Records from a collection of figures
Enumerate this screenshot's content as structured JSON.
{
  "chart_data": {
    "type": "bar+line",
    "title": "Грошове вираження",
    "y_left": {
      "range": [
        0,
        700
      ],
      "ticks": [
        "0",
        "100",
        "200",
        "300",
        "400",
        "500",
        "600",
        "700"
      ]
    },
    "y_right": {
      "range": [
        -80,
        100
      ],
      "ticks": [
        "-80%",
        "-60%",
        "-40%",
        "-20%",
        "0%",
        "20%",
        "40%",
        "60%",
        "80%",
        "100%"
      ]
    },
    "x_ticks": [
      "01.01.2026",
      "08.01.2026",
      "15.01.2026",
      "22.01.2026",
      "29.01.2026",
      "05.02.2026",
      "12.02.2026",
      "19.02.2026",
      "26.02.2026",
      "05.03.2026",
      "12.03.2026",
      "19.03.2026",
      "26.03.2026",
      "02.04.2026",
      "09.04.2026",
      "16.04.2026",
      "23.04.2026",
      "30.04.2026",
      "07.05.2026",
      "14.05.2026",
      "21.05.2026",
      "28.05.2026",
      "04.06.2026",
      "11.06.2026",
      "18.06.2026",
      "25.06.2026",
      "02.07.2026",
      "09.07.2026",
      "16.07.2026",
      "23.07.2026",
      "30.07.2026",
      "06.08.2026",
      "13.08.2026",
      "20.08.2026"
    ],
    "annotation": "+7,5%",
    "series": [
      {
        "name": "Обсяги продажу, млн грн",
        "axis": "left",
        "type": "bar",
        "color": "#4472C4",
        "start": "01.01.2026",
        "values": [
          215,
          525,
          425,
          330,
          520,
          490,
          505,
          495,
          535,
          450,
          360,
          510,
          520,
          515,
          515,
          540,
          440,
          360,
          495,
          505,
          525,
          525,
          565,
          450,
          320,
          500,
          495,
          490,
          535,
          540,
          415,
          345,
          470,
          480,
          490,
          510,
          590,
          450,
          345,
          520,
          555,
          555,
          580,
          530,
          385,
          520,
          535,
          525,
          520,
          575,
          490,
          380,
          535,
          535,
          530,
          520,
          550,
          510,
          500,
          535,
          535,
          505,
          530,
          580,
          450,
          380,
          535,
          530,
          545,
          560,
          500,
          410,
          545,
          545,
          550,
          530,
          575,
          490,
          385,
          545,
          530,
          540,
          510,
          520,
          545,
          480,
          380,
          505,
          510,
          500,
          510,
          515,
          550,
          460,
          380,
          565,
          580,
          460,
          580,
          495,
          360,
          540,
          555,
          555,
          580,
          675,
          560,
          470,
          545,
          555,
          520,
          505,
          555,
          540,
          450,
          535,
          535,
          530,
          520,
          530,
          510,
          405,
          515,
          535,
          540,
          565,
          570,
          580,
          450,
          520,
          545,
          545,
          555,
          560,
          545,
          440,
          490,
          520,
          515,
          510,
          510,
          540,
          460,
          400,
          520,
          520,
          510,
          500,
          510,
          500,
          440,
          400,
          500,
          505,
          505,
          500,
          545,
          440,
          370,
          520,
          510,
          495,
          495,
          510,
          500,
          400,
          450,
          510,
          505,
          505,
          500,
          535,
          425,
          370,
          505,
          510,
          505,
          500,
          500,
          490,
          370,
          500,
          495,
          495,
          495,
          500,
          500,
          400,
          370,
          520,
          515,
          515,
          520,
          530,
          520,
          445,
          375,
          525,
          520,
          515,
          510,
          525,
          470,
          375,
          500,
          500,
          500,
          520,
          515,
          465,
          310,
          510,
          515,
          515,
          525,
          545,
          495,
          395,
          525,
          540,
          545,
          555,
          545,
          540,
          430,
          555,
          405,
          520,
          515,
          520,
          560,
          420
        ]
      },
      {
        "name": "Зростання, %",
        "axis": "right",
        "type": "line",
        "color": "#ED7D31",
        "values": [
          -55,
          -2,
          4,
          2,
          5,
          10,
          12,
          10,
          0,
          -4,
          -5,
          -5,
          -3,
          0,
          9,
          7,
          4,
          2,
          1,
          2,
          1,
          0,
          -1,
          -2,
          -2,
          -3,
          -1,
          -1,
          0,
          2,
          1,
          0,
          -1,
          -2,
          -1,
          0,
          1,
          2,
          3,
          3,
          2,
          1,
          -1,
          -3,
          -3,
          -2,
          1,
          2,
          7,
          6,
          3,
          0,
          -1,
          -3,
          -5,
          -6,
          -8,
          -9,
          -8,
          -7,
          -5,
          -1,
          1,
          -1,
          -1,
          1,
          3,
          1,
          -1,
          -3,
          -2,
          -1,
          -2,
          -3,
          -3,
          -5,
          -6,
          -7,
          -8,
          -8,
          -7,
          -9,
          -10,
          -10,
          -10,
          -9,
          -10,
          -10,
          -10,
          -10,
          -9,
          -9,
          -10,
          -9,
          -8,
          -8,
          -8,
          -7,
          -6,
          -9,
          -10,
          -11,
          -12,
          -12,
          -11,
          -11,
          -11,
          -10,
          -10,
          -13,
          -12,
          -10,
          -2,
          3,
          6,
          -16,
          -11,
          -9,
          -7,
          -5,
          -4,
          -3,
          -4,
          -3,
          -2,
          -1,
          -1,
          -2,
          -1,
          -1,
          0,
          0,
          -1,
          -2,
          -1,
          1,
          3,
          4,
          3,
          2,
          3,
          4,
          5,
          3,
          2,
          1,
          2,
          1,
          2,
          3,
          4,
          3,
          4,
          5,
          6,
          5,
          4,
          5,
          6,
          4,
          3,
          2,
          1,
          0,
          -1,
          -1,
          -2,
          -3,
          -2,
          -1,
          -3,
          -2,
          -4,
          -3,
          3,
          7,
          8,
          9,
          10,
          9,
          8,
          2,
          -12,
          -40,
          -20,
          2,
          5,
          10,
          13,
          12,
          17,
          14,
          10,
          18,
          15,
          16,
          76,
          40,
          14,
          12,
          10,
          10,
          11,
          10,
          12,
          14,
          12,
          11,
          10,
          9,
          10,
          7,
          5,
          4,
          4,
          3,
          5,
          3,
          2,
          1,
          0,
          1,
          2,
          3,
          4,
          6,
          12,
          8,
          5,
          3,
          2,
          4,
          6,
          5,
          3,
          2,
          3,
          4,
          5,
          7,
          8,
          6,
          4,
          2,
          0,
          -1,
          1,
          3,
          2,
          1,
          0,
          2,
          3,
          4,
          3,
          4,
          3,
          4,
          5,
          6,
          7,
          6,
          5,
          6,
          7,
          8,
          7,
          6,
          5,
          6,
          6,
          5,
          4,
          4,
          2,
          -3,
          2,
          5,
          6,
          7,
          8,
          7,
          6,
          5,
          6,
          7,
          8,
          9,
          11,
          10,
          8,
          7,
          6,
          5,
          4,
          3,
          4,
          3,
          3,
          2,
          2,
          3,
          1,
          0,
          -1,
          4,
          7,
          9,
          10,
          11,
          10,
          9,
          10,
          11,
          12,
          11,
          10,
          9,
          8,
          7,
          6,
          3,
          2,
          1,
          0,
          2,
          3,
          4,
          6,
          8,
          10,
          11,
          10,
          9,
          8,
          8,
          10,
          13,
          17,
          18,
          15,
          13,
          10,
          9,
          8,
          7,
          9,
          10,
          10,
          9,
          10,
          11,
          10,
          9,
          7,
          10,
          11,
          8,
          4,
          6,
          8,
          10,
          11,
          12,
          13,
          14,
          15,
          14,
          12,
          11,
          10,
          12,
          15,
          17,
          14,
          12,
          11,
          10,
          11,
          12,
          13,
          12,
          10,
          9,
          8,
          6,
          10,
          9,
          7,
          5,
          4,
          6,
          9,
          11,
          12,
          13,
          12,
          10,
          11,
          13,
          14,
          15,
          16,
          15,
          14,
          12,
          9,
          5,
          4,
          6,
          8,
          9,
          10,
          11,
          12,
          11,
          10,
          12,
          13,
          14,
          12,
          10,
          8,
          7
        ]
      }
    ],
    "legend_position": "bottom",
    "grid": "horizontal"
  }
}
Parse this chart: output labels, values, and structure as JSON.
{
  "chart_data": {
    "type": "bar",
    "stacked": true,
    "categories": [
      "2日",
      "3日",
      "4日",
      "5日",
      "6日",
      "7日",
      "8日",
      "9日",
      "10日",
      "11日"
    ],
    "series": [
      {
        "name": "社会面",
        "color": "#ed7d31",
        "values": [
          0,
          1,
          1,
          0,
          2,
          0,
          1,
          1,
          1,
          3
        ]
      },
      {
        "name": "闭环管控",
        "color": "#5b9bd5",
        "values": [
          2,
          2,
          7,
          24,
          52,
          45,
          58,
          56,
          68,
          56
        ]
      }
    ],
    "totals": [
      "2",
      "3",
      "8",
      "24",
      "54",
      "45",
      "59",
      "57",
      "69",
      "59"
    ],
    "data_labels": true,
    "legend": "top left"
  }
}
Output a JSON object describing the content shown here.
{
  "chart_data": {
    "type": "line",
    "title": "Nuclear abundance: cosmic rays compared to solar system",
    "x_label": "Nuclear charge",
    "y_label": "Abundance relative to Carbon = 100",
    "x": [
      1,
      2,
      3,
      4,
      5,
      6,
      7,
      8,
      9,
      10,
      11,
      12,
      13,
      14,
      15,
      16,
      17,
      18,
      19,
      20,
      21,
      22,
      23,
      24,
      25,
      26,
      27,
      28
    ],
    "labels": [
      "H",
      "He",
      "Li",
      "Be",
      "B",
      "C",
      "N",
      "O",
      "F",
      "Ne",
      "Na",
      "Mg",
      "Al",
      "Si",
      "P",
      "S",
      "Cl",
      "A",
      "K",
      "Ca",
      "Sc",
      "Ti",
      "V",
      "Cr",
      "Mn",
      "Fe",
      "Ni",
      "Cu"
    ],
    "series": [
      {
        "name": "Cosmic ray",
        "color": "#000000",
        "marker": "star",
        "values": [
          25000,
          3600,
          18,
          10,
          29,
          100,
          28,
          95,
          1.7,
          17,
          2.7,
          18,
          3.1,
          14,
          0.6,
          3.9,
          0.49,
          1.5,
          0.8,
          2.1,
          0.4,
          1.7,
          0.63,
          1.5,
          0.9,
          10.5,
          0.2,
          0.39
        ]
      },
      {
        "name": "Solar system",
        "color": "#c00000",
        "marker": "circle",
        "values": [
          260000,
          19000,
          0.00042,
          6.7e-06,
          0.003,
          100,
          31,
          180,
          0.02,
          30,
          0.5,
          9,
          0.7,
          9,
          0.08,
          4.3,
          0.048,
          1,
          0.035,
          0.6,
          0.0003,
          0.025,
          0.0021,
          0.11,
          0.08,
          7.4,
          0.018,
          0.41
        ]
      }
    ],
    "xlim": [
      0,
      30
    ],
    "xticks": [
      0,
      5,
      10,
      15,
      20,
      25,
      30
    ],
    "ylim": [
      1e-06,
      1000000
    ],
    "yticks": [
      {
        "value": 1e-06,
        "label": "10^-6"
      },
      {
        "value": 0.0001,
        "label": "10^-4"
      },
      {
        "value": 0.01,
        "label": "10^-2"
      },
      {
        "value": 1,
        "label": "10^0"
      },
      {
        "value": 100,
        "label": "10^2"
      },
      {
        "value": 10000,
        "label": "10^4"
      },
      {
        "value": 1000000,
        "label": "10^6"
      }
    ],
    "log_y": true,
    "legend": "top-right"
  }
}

## Problem requirements
Give the count of lines that hold the word "this", with nothing added.

## Task solution
2